* **Problem to work on**: Output each line of the material exactly as it stands.

-- START Recorded information --

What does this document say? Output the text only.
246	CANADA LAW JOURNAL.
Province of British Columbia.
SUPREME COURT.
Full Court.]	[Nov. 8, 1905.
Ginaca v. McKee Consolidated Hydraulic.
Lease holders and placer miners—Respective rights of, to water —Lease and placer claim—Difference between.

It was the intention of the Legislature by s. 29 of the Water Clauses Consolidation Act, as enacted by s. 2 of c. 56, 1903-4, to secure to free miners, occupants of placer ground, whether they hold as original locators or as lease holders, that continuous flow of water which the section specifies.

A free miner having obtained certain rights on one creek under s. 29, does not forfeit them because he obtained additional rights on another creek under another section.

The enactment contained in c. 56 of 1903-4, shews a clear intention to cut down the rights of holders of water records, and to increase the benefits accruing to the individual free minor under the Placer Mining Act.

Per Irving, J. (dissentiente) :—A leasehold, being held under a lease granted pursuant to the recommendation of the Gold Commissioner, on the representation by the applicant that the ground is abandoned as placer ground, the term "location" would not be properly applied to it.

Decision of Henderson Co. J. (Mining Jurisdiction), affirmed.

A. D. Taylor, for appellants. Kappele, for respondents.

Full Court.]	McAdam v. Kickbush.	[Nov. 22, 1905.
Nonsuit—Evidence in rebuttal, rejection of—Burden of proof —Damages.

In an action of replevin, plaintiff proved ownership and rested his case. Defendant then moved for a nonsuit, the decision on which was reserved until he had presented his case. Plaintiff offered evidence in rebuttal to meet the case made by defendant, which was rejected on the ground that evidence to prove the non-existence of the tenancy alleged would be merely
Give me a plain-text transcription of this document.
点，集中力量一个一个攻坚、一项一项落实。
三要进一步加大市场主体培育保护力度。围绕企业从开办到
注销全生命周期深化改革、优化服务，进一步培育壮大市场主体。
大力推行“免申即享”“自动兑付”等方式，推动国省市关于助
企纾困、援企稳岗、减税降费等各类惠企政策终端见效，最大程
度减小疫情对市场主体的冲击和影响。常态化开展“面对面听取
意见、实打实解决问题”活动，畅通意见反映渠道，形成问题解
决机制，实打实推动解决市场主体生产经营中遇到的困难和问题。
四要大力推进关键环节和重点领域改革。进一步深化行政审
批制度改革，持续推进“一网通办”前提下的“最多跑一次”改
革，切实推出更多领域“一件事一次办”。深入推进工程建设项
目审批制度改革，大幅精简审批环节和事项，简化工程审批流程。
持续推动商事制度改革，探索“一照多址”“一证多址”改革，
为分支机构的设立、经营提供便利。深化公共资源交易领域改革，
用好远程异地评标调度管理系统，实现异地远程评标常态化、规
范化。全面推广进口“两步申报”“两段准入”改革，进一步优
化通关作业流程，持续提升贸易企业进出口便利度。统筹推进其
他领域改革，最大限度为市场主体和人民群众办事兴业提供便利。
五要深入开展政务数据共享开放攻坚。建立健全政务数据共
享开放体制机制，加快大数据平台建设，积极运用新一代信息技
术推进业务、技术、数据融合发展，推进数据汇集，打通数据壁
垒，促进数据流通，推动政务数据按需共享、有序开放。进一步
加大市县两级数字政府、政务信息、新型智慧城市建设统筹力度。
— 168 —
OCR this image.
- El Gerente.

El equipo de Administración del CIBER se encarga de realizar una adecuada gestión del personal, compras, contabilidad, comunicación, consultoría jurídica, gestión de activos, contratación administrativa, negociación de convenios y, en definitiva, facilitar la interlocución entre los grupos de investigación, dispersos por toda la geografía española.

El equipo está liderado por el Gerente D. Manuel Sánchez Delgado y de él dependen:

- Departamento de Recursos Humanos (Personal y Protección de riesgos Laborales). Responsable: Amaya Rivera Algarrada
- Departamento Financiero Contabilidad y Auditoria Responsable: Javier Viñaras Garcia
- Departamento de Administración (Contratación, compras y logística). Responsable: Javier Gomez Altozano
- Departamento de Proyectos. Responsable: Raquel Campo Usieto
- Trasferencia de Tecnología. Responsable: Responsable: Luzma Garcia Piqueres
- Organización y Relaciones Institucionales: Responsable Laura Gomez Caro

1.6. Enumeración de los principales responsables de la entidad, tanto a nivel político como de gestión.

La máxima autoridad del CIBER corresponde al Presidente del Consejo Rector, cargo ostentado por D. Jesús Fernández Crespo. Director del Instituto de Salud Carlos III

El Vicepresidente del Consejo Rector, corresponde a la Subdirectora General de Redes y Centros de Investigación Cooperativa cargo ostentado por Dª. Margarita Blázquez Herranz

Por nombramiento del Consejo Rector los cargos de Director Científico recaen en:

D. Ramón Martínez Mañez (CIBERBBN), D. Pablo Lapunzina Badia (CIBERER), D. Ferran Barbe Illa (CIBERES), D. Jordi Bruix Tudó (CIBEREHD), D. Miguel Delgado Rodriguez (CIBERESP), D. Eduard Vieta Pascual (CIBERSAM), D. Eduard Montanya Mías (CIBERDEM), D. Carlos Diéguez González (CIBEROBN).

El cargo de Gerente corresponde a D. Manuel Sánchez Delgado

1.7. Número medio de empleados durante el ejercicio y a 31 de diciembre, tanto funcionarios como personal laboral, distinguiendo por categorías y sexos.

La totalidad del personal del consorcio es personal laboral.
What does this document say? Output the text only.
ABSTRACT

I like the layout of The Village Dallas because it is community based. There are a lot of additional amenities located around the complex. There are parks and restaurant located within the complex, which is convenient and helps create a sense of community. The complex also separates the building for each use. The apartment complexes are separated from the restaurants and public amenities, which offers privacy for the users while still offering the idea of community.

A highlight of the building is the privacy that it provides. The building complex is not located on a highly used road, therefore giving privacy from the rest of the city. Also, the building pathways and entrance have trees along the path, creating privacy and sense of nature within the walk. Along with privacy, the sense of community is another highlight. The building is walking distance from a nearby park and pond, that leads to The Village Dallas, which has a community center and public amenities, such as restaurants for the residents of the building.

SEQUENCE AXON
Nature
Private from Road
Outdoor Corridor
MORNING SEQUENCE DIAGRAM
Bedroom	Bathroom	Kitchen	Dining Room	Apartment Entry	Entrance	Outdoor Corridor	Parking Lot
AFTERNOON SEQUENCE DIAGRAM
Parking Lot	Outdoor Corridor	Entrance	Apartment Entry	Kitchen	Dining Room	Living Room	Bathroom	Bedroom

-- END Recorded information --

* **Final result**:
What does this document say? Output the text only.
246	CANADA LAW JOURNAL.
Province of British Columbia.
SUPREME COURT.
Full Court.]	[Nov. 8, 1905.
Ginaca v. McKee Consolidated Hydraulic.
Lease holders and placer miners—Respective rights of, to water —Lease and placer claim—Difference between.

It was the intention of the Legislature by s. 29 of the Water Clauses Consolidation Act, as enacted by s. 2 of c. 56, 1903-4, to secure to free miners, occupants of placer ground, whether they hold as original locators or as lease holders, that continuous flow of water which the section specifies.

A free miner having obtained certain rights on one creek under s. 29, does not forfeit them because he obtained additional rights on another creek under another section.

The enactment contained in c. 56 of 1903-4, shews a clear intention to cut down the rights of holders of water records, and to increase the benefits accruing to the individual free minor under the Placer Mining Act.

Per Irving, J. (dissentiente) :—A leasehold, being held under a lease granted pursuant to the recommendation of the Gold Commissioner, on the representation by the applicant that the ground is abandoned as placer ground, the term "location" would not be properly applied to it.

Decision of Henderson Co. J. (Mining Jurisdiction), affirmed.

A. D. Taylor, for appellants. Kappele, for respondents.

Full Court.]	McAdam v. Kickbush.	[Nov. 22, 1905.
Nonsuit—Evidence in rebuttal, rejection of—Burden of proof —Damages.

In an action of replevin, plaintiff proved ownership and rested his case. Defendant then moved for a nonsuit, the decision on which was reserved until he had presented his case. Plaintiff offered evidence in rebuttal to meet the case made by defendant, which was rejected on the ground that evidence to prove the non-existence of the tenancy alleged would be merely
Give me a plain-text transcription of this document.
点，集中力量一个一个攻坚、一项一项落实。
三要进一步加大市场主体培育保护力度。围绕企业从开办到
注销全生命周期深化改革、优化服务，进一步培育壮大市场主体。
大力推行“免申即享”“自动兑付”等方式，推动国省市关于助
企纾困、援企稳岗、减税降费等各类惠企政策终端见效，最大程
度减小疫情对市场主体的冲击和影响。常态化开展“面对面听取
意见、实打实解决问题”活动，畅通意见反映渠道，形成问题解
决机制，实打实推动解决市场主体生产经营中遇到的困难和问题。
四要大力推进关键环节和重点领域改革。进一步深化行政审
批制度改革，持续推进“一网通办”前提下的“最多跑一次”改
革，切实推出更多领域“一件事一次办”。深入推进工程建设项
目审批制度改革，大幅精简审批环节和事项，简化工程审批流程。
持续推动商事制度改革，探索“一照多址”“一证多址”改革，
为分支机构的设立、经营提供便利。深化公共资源交易领域改革，
用好远程异地评标调度管理系统，实现异地远程评标常态化、规
范化。全面推广进口“两步申报”“两段准入”改革，进一步优
化通关作业流程，持续提升贸易企业进出口便利度。统筹推进其
他领域改革，最大限度为市场主体和人民群众办事兴业提供便利。
五要深入开展政务数据共享开放攻坚。建立健全政务数据共
享开放体制机制，加快大数据平台建设，积极运用新一代信息技
术推进业务、技术、数据融合发展，推进数据汇集，打通数据壁
垒，促进数据流通，推动政务数据按需共享、有序开放。进一步
加大市县两级数字政府、政务信息、新型智慧城市建设统筹力度。
— 168 —
OCR this image.
- El Gerente.

El equipo de Administración del CIBER se encarga de realizar una adecuada gestión del personal, compras, contabilidad, comunicación, consultoría jurídica, gestión de activos, contratación administrativa, negociación de convenios y, en definitiva, facilitar la interlocución entre los grupos de investigación, dispersos por toda la geografía española.

El equipo está liderado por el Gerente D. Manuel Sánchez Delgado y de él dependen:

- Departamento de Recursos Humanos (Personal y Protección de riesgos Laborales). Responsable: Amaya Rivera Algarrada
- Departamento Financiero Contabilidad y Auditoria Responsable: Javier Viñaras Garcia
- Departamento de Administración (Contratación, compras y logística). Responsable: Javier Gomez Altozano
- Departamento de Proyectos. Responsable: Raquel Campo Usieto
- Trasferencia de Tecnología. Responsable: Responsable: Luzma Garcia Piqueres
- Organización y Relaciones Institucionales: Responsable Laura Gomez Caro

1.6. Enumeración de los principales responsables de la entidad, tanto a nivel político como de gestión.

La máxima autoridad del CIBER corresponde al Presidente del Consejo Rector, cargo ostentado por D. Jesús Fernández Crespo. Director del Instituto de Salud Carlos III

El Vicepresidente del Consejo Rector, corresponde a la Subdirectora General de Redes y Centros de Investigación Cooperativa cargo ostentado por Dª. Margarita Blázquez Herranz

Por nombramiento del Consejo Rector los cargos de Director Científico recaen en:

D. Ramón Martínez Mañez (CIBERBBN), D. Pablo Lapunzina Badia (CIBERER), D. Ferran Barbe Illa (CIBERES), D. Jordi Bruix Tudó (CIBEREHD), D. Miguel Delgado Rodriguez (CIBERESP), D. Eduard Vieta Pascual (CIBERSAM), D. Eduard Montanya Mías (CIBERDEM), D. Carlos Diéguez González (CIBEROBN).

El cargo de Gerente corresponde a D. Manuel Sánchez Delgado

1.7. Número medio de empleados durante el ejercicio y a 31 de diciembre, tanto funcionarios como personal laboral, distinguiendo por categorías y sexos.

La totalidad del personal del consorcio es personal laboral.
What does this document say? Output the text only.
ABSTRACT

I like the layout of The Village Dallas because it is community based. There are a lot of additional amenities located around the complex. There are parks and restaurant located within the complex, which is convenient and helps create a sense of community. The complex also separates the building for each use. The apartment complexes are separated from the restaurants and public amenities, which offers privacy for the users while still offering the idea of community.

A highlight of the building is the privacy that it provides. The building complex is not located on a highly used road, therefore giving privacy from the rest of the city. Also, the building pathways and entrance have trees along the path, creating privacy and sense of nature within the walk. Along with privacy, the sense of community is another highlight. The building is walking distance from a nearby park and pond, that leads to The Village Dallas, which has a community center and public amenities, such as restaurants for the residents of the building.

SEQUENCE AXON
Nature
Private from Road
Outdoor Corridor
MORNING SEQUENCE DIAGRAM
Bedroom	Bathroom	Kitchen	Dining Room	Apartment Entry	Entrance	Outdoor Corridor	Parking Lot
AFTERNOON SEQUENCE DIAGRAM
Parking Lot	Outdoor Corridor	Entrance	Apartment Entry	Kitchen	Dining Room	Living Room	Bathroom	Bedroom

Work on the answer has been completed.